* **RECORDED DATA**:
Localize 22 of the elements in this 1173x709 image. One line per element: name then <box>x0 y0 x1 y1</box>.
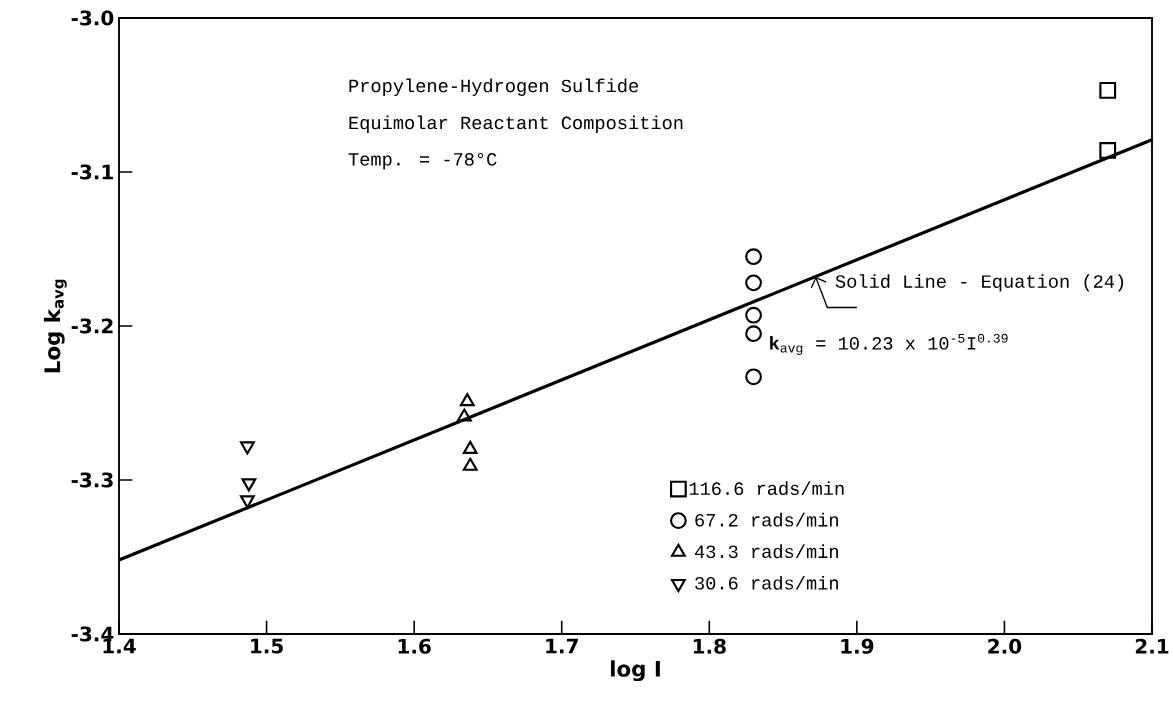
annotation: Propylene-Hydrogen Sulfide <box>349 78 638 96</box>
annotation: k$_{avg}$ = 10.23 x 10$^{-5}$I$^{0.39}$ <box>770 333 1008 356</box>
x-tick-label: 1.8 <box>693 638 726 654</box>
y-tick-label: -3.0 <box>71 10 114 26</box>
y-tick-label: -3.3 <box>71 472 113 488</box>
y-axis-title: Log k$_{avg}$ <box>43 279 67 373</box>
annotation: Temp. = -78°C <box>348 153 497 170</box>
annotation: Solid Line - Equation (24) <box>835 274 1124 292</box>
y-tick-label: -3.2 <box>71 318 113 334</box>
legend-label: 43.3 rads/min <box>694 544 838 559</box>
annotation: Equimolar Reactant Composition <box>349 115 683 133</box>
x-axis-title: log I <box>611 660 660 682</box>
x-tick-label: 1.5 <box>251 638 283 654</box>
x-tick-label: 1.7 <box>546 638 578 654</box>
y-tick-label: -3.1 <box>71 164 113 180</box>
x-tick-label: 1.6 <box>398 638 431 654</box>
legend-label: 30.6 rads/min <box>695 575 838 590</box>
legend-label: 116.6 rads/min <box>689 481 844 496</box>
x-tick-label: 2.0 <box>988 638 1022 654</box>
x-tick-label: 1.9 <box>841 638 874 654</box>
legend-label: 67.2 rads/min <box>695 512 838 527</box>
x-tick-label: 2.1 <box>1135 638 1169 654</box>
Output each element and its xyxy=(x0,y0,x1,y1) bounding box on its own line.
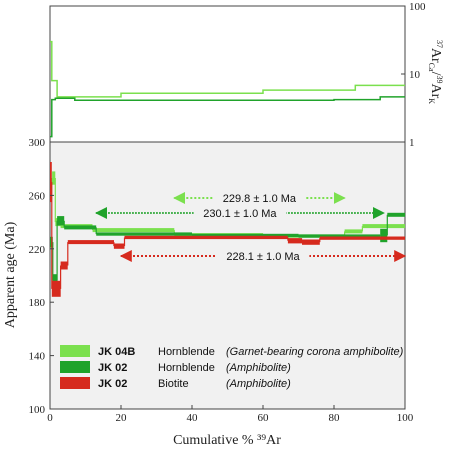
age-step-jk04b-7 xyxy=(344,229,363,234)
legend-mineral-2: Biotite xyxy=(158,378,189,390)
plateau-label-bg-jk02bt xyxy=(216,249,310,263)
age-tick-label-1: 140 xyxy=(29,351,46,363)
axis-ticks: 0 20 40 60 80 100 100 140 180 220 260 300 1 10 100 xyxy=(29,1,427,424)
age-panel-background xyxy=(50,142,405,409)
age-tick-label-4: 260 xyxy=(29,190,46,202)
age-step-jk02bt-8 xyxy=(319,236,405,240)
x-tick-label-1: 20 xyxy=(116,412,128,424)
x-tick-label-0: 0 xyxy=(47,412,53,424)
ratio-series-jk02_ratio xyxy=(50,96,405,138)
ratio-panel-frame xyxy=(49,5,406,143)
age-step-jk02bt-0 xyxy=(50,162,52,203)
age-tick-label-3: 220 xyxy=(29,244,46,256)
legend-swatch-1 xyxy=(60,361,90,373)
age-step-jk02bt-4 xyxy=(113,243,125,249)
legend-sample-0: JK 04B xyxy=(98,346,135,358)
age-tick-label-5: 300 xyxy=(29,137,46,149)
legend-sample-1: JK 02 xyxy=(98,362,127,374)
x-axis-title: Cumulative % ³⁹Ar xyxy=(173,433,281,448)
age-step-jk04b-4 xyxy=(92,228,175,233)
ratio-series-jk04b_ratio xyxy=(50,40,405,98)
plateau-label-bg-jk04b xyxy=(213,191,306,205)
age-step-jk02bt-3 xyxy=(67,240,114,245)
age-step-jk02bt-5 xyxy=(124,235,288,240)
legend-swatch-0 xyxy=(60,345,90,357)
age-panel-frame xyxy=(49,141,406,410)
age-step-jk02bt-1 xyxy=(51,280,61,297)
age-step-jk04b-1 xyxy=(52,171,56,185)
x-tick-label-4: 80 xyxy=(329,412,341,424)
legend-mineral-1: Hornblende xyxy=(158,362,215,374)
age-step-jk02bt-7 xyxy=(302,239,320,245)
legend-mineral-0: Hornblende xyxy=(158,346,215,358)
ratio-tick-label-0: 1 xyxy=(409,137,415,149)
age-step-jk02bt-6 xyxy=(287,238,303,244)
ratio-tick-label-1: 10 xyxy=(409,69,421,81)
age-step-jk02hb-8 xyxy=(387,212,406,217)
age-tick-label-2: 180 xyxy=(29,297,46,309)
legend-rock-2: (Amphibolite) xyxy=(226,378,291,390)
x-tick-label-2: 40 xyxy=(187,412,199,424)
age-series-group xyxy=(50,162,406,297)
plateau-label-jk04b: 229.8 ± 1.0 Ma xyxy=(223,193,297,205)
legend: JK 04B Hornblende (Garnet-bearing corona a… xyxy=(60,345,404,390)
age-step-jk02hb-4 xyxy=(96,232,192,236)
legend-rock-0: (Garnet-bearing corona amphibolite) xyxy=(226,346,404,358)
legend-sample-2: JK 02 xyxy=(98,378,127,390)
age-axis-title: Apparent age (Ma) xyxy=(3,221,18,328)
age-step-jk02hb-2 xyxy=(57,216,65,226)
age-step-jk04b-8 xyxy=(362,224,405,229)
legend-swatch-2 xyxy=(60,377,90,389)
plateau-label-bg-jk02hb xyxy=(193,206,287,220)
age-step-jk02hb-3 xyxy=(64,225,97,230)
ratio-tick-label-2: 100 xyxy=(409,1,426,13)
plateau-label-jk02bt: 228.1 ± 1.0 Ma xyxy=(226,251,300,263)
plateau-annotations: 229.8 ± 1.0 Ma 230.1 ± 1.0 Ma 228.1 ± 1.0 … xyxy=(94,191,407,263)
age-step-jk02hb-6 xyxy=(298,234,381,238)
plateau-label-jk02hb: 230.1 ± 1.0 Ma xyxy=(203,208,277,220)
legend-rock-1: (Amphibolite) xyxy=(226,362,291,374)
age-tick-label-0: 100 xyxy=(29,404,46,416)
age-step-jk02bt-2 xyxy=(60,261,68,270)
x-tick-label-3: 60 xyxy=(258,412,270,424)
age-step-jk02hb-5 xyxy=(192,233,299,238)
ratio-axis-title: 37ArCa/39ArK xyxy=(427,40,444,104)
x-tick-label-5: 100 xyxy=(397,412,414,424)
ratio-series-group xyxy=(50,40,405,138)
age-step-jk02hb-7 xyxy=(380,228,388,243)
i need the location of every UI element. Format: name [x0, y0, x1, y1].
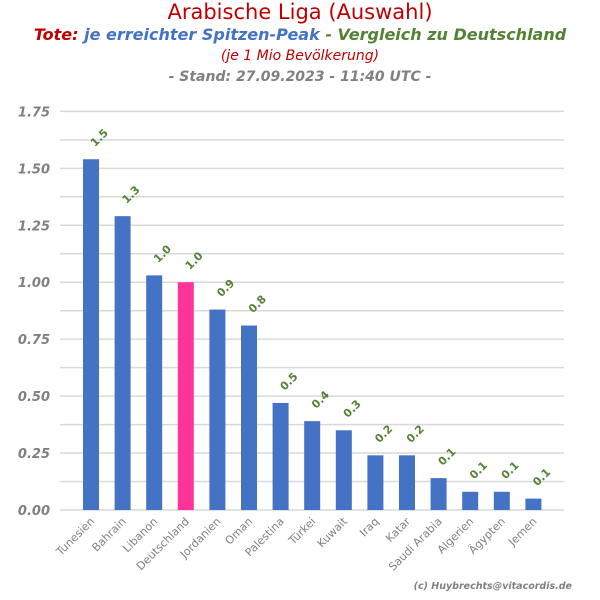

* **WHAT THE TASK ASKS**: Output every line of the rows above as a JSON list of strings, with one string per line and blank lines omitted. Leave the pictures out.

* **ANSWER BELOW**:
[
  "Localize 22 of the elements in this 1173x709 image. One line per element: name then <box>x0 y0 x1 y1</box>.",
  "annotation: Propylene-Hydrogen Sulfide <box>349 78 638 96</box>",
  "annotation: k$_{avg}$ = 10.23 x 10$^{-5}$I$^{0.39}$ <box>770 333 1008 356</box>",
  "x-tick-label: 1.8 <box>693 638 726 654</box>",
  "y-tick-label: -3.0 <box>71 10 114 26</box>",
  "y-tick-label: -3.3 <box>71 472 113 488</box>",
  "y-axis-title: Log k$_{avg}$ <box>43 279 67 373</box>",
  "annotation: Temp. = -78°C <box>348 153 497 170</box>",
  "annotation: Solid Line - Equation (24) <box>835 274 1124 292</box>",
  "y-tick-label: -3.2 <box>71 318 113 334</box>",
  "legend-label: 43.3 rads/min <box>694 544 838 559</box>",
  "annotation: Equimolar Reactant Composition <box>349 115 683 133</box>",
  "x-axis-title: log I <box>611 660 660 682</box>",
  "x-tick-label: 1.5 <box>251 638 283 654</box>",
  "x-tick-label: 1.7 <box>546 638 578 654</box>",
  "y-tick-label: -3.1 <box>71 164 113 180</box>",
  "x-tick-label: 1.6 <box>398 638 431 654</box>",
  "legend-label: 30.6 rads/min <box>695 575 838 590</box>",
  "legend-label: 116.6 rads/min <box>689 481 844 496</box>",
  "x-tick-label: 2.0 <box>988 638 1022 654</box>",
  "x-tick-label: 1.9 <box>841 638 874 654</box>",
  "legend-label: 67.2 rads/min <box>695 512 838 527</box>",
  "x-tick-label: 2.1 <box>1135 638 1169 654</box>",
  "Output each element and its xyxy=(x0,y0,x1,y1) bounding box on its own line.",
  "age-step-jk04b-7 xyxy=(344,229,363,234)",
  "legend-mineral-2: Biotite xyxy=(158,378,189,390)",
  "plateau-label-bg-jk02bt xyxy=(216,249,310,263)",
  "age-tick-label-1: 140 xyxy=(29,351,46,363)",
  "axis-ticks: 0 20 40 60 80 100 100 140 180 220 260 300 1 10 100 xyxy=(29,1,427,424)",
  "age-panel-background xyxy=(50,142,405,409)",
  "age-tick-label-4: 260 xyxy=(29,190,46,202)",
  "age-step-jk02bt-8 xyxy=(319,236,405,240)",
  "x-tick-label-1: 20 xyxy=(116,412,128,424)",
  "x-tick-label-0: 0 xyxy=(47,412,53,424)",
  "ratio-series-jk02_ratio xyxy=(50,96,405,138)",
  "ratio-panel-frame xyxy=(49,5,406,143)",
  "age-step-jk02bt-0 xyxy=(50,162,52,203)",
  "age-tick-label-3: 220 xyxy=(29,244,46,256)",
  "legend-swatch-1 xyxy=(60,361,90,373)",
  "age-step-jk02bt-4 xyxy=(113,243,125,249)",
  "legend-sample-0: JK 04B xyxy=(98,346,135,358)",
  "age-tick-label-5: 300 xyxy=(29,137,46,149)",
  "legend-sample-1: JK 02 xyxy=(98,362,127,374)",
  "x-axis-title: Cumulative % ³⁹Ar xyxy=(173,433,281,448)",
  "age-step-jk04b-4 xyxy=(92,228,175,233)",
  "ratio-series-jk04b_ratio xyxy=(50,40,405,98)",
  "plateau-label-bg-jk04b xyxy=(213,191,306,205)",
  "age-step-jk02bt-3 xyxy=(67,240,114,245)",
  "age-step-jk02bt-5 xyxy=(124,235,288,240)",
  "legend-swatch-0 xyxy=(60,345,90,357)",
  "age-panel-frame xyxy=(49,141,406,410)",
  "age-step-jk02bt-1 xyxy=(51,280,61,297)",
  "age-step-jk04b-1 xyxy=(52,171,56,185)",
  "x-tick-label-4: 80 xyxy=(329,412,341,424)",
  "legend-mineral-1: Hornblende xyxy=(158,362,215,374)",
  "age-step-jk02bt-7 xyxy=(302,239,320,245)",
  "legend-mineral-0: Hornblende xyxy=(158,346,215,358)",
  "ratio-tick-label-0: 1 xyxy=(409,137,415,149)",
  "age-step-jk02bt-6 xyxy=(287,238,303,244)",
  "ratio-tick-label-1: 10 xyxy=(409,69,421,81)",
  "age-step-jk02hb-8 xyxy=(387,212,406,217)",
  "age-tick-label-2: 180 xyxy=(29,297,46,309)",
  "legend-rock-2: (Amphibolite) xyxy=(226,378,291,390)",
  "x-tick-label-2: 40 xyxy=(187,412,199,424)",
  "age-series-group xyxy=(50,162,406,297)",
  "plateau-label-jk04b: 229.8 ± 1.0 Ma xyxy=(223,193,297,205)",
  "legend: JK 04B Hornblende (Garnet-bearing corona a… xyxy=(60,345,404,390)",
  "age-step-jk02hb-4 xyxy=(96,232,192,236)",
  "legend-rock-0: (Garnet-bearing corona amphibolite) xyxy=(226,346,404,358)",
  "legend-sample-2: JK 02 xyxy=(98,378,127,390)",
  "age-axis-title: Apparent age (Ma) xyxy=(3,221,18,328)",
  "age-step-jk02hb-2 xyxy=(57,216,65,226)",
  "age-step-jk04b-8 xyxy=(362,224,405,229)",
  "legend-swatch-2 xyxy=(60,377,90,389)",
  "plateau-label-bg-jk02hb xyxy=(193,206,287,220)",
  "age-step-jk02hb-3 xyxy=(64,225,97,230)",
  "ratio-tick-label-2: 100 xyxy=(409,1,426,13)",
  "plateau-label-jk02bt: 228.1 ± 1.0 Ma xyxy=(226,251,300,263)",
  "plateau-annotations: 229.8 ± 1.0 Ma 230.1 ± 1.0 Ma 228.1 ± 1.0 … xyxy=(94,191,407,263)",
  "age-step-jk02hb-6 xyxy=(298,234,381,238)",
  "plateau-label-jk02hb: 230.1 ± 1.0 Ma xyxy=(203,208,277,220)",
  "legend-rock-1: (Amphibolite) xyxy=(226,362,291,374)",
  "age-tick-label-0: 100 xyxy=(29,404,46,416)",
  "age-step-jk02bt-2 xyxy=(60,261,68,270)",
  "x-tick-label-3: 60 xyxy=(258,412,270,424)",
  "age-step-jk02hb-5 xyxy=(192,233,299,238)",
  "ratio-axis-title: 37ArCa/39ArK xyxy=(427,40,444,104)",
  "x-tick-label-5: 100 xyxy=(397,412,414,424)",
  "ratio-series-group xyxy=(50,40,405,138)",
  "age-step-jk02hb-7 xyxy=(380,228,388,243)",
  "i need the location of every UI element. Format: name [x0, y0, x1, y1]."
]